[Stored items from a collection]
━━━━━━━━━━━━━━━━

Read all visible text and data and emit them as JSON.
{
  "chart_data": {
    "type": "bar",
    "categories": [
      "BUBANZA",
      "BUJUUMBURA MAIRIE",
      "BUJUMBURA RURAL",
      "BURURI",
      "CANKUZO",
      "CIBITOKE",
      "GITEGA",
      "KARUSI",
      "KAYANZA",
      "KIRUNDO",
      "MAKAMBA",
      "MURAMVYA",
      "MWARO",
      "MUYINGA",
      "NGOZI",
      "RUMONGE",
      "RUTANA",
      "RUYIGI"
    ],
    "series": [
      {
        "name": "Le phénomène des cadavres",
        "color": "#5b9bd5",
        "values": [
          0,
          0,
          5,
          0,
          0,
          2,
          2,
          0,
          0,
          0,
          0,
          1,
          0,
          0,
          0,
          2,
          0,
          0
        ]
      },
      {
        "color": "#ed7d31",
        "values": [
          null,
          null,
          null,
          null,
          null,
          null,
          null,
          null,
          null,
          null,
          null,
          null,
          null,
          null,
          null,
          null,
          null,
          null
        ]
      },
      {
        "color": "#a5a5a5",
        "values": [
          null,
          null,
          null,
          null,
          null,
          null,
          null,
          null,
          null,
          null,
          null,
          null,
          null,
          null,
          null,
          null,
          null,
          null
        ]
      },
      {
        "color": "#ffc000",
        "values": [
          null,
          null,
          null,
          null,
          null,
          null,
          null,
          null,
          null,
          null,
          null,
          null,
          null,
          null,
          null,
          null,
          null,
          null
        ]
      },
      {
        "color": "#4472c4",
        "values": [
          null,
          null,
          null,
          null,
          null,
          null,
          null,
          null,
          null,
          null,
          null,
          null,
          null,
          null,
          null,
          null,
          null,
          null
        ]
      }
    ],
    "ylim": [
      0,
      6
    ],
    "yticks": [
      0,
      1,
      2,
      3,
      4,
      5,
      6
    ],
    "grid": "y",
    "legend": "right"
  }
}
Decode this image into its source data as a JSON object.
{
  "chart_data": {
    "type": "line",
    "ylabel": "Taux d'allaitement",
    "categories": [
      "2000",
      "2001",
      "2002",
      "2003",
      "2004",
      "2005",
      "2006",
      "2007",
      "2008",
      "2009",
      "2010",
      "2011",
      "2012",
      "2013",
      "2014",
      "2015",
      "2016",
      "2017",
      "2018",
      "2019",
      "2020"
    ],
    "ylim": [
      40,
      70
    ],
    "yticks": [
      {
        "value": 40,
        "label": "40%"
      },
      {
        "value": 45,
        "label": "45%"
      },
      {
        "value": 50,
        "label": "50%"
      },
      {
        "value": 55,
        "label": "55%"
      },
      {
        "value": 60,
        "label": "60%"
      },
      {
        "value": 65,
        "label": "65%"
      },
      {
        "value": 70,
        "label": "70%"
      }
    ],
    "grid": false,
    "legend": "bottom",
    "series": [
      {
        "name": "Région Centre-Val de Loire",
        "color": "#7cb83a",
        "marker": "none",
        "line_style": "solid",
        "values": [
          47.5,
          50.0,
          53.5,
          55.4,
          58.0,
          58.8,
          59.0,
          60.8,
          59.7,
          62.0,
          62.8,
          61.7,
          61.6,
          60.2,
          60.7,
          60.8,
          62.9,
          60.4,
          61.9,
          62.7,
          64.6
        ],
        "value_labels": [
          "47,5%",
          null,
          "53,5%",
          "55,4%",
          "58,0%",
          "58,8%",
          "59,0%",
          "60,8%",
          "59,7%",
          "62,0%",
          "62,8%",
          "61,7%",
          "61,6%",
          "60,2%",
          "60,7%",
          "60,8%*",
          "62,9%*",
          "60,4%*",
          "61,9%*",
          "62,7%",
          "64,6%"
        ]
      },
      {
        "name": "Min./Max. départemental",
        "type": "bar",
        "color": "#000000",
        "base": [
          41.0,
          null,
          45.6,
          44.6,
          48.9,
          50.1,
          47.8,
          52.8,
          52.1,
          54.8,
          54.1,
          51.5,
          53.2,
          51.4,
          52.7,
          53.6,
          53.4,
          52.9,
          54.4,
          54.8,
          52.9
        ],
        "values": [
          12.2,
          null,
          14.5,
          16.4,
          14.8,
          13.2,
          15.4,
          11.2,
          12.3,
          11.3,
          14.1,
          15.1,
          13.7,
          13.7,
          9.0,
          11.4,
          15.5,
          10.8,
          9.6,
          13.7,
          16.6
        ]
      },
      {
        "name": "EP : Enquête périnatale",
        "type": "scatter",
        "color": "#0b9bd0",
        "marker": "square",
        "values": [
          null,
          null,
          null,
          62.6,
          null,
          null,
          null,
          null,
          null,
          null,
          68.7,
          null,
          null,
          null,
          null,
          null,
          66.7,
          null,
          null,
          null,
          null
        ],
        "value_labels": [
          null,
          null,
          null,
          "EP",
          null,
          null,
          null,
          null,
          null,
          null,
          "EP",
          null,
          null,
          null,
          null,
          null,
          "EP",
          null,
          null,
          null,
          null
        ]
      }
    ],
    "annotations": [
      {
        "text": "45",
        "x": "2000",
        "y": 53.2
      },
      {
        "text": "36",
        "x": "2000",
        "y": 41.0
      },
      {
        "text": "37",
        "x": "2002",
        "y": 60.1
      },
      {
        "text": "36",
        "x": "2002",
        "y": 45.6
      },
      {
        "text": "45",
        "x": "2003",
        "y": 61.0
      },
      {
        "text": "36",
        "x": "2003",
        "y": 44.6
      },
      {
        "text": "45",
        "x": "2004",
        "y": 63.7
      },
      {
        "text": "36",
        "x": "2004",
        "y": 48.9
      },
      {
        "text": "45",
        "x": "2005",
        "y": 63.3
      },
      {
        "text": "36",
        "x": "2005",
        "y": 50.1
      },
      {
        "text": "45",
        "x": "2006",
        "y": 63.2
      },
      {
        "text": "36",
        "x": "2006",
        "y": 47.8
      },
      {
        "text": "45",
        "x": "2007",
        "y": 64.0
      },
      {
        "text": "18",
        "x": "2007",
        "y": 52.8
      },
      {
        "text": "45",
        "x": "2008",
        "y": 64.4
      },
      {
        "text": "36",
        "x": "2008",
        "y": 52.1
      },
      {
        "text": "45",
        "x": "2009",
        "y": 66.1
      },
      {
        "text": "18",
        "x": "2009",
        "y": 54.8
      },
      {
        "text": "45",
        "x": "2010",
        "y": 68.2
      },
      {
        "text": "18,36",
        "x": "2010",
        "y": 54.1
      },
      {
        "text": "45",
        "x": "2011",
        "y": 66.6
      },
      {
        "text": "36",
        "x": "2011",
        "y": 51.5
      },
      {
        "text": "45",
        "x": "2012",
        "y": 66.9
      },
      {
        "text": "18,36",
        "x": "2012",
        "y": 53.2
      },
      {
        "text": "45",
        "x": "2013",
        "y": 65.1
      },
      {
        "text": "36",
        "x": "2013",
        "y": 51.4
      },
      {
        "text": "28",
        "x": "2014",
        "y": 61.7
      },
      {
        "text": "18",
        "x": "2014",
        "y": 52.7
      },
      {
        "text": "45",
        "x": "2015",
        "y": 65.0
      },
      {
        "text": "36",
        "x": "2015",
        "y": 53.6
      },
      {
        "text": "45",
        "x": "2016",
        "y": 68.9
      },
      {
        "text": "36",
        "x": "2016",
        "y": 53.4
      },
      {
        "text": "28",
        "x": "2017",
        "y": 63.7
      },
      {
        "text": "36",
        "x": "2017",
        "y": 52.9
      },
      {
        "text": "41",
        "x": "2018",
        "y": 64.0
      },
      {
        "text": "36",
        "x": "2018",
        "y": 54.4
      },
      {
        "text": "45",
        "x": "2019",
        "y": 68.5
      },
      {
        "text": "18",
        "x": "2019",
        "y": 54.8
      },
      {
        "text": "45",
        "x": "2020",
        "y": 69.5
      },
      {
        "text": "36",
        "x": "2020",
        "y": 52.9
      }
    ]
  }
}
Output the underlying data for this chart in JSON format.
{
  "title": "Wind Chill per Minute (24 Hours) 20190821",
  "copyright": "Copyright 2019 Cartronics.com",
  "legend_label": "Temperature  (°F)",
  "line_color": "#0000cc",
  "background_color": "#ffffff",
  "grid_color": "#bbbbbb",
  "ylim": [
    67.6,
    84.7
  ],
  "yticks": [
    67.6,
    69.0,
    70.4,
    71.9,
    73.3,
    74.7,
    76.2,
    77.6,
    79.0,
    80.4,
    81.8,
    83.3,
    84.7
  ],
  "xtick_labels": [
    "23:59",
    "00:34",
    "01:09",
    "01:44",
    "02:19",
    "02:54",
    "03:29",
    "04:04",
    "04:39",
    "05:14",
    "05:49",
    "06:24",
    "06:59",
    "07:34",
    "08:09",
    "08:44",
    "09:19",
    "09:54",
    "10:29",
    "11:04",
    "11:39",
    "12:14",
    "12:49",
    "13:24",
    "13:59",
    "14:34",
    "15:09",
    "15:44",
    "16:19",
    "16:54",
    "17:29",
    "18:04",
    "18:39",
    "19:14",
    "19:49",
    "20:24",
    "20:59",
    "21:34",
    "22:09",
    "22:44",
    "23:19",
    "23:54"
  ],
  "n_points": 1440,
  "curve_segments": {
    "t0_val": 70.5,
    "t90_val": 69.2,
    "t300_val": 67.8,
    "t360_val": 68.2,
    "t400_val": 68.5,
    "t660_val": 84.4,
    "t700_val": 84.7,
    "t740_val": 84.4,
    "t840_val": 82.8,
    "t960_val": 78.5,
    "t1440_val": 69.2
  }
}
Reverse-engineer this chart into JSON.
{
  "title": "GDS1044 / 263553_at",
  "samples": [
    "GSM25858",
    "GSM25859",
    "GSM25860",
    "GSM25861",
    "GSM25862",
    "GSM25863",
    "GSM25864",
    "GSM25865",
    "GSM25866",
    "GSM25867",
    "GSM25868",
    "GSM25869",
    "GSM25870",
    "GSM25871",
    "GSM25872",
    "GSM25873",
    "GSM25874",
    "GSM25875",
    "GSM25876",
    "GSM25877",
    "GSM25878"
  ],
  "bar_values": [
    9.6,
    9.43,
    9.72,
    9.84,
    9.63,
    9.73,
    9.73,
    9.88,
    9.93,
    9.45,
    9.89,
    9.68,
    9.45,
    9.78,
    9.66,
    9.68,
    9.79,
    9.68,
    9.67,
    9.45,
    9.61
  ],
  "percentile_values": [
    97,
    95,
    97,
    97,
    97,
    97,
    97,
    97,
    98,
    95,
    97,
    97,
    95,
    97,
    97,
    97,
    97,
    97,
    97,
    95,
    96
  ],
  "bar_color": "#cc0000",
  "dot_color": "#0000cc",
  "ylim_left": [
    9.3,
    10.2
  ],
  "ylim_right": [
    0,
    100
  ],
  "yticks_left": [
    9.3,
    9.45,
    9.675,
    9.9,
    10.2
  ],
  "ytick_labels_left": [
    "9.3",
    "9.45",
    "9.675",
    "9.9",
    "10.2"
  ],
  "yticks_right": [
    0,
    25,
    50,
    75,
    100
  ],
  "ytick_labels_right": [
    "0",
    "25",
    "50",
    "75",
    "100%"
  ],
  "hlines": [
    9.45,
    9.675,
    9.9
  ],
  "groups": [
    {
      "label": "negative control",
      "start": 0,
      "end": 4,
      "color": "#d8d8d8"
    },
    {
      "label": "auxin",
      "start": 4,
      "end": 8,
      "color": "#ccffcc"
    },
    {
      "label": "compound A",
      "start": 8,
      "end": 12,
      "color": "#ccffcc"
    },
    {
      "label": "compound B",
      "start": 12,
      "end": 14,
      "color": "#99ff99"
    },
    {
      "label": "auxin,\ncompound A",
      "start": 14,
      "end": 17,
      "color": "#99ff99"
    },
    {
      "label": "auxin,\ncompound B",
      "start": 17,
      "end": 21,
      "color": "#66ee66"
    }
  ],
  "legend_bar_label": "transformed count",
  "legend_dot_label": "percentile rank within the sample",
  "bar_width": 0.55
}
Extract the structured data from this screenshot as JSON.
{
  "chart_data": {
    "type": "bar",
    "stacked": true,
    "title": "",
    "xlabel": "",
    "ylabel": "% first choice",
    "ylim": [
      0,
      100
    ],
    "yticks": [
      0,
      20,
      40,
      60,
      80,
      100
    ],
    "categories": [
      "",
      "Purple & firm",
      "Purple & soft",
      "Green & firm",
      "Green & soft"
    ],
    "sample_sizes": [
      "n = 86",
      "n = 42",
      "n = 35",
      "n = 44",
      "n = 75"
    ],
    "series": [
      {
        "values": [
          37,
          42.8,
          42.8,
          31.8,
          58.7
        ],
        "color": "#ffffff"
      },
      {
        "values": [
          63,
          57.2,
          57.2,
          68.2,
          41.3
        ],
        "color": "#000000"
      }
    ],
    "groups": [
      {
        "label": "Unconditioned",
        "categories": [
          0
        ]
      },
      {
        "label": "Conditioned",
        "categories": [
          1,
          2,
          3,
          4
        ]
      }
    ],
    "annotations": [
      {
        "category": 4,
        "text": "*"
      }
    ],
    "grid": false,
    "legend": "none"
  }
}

━━━━━━━━━━━━━━━━

_Task objective_: Filter the listing above by the word "this"; copy each line that passes.

_Full output_:
Decode this image into its source data as a JSON object.
Output the underlying data for this chart in JSON format.
Reverse-engineer this chart into JSON.
Extract the structured data from this screenshot as JSON.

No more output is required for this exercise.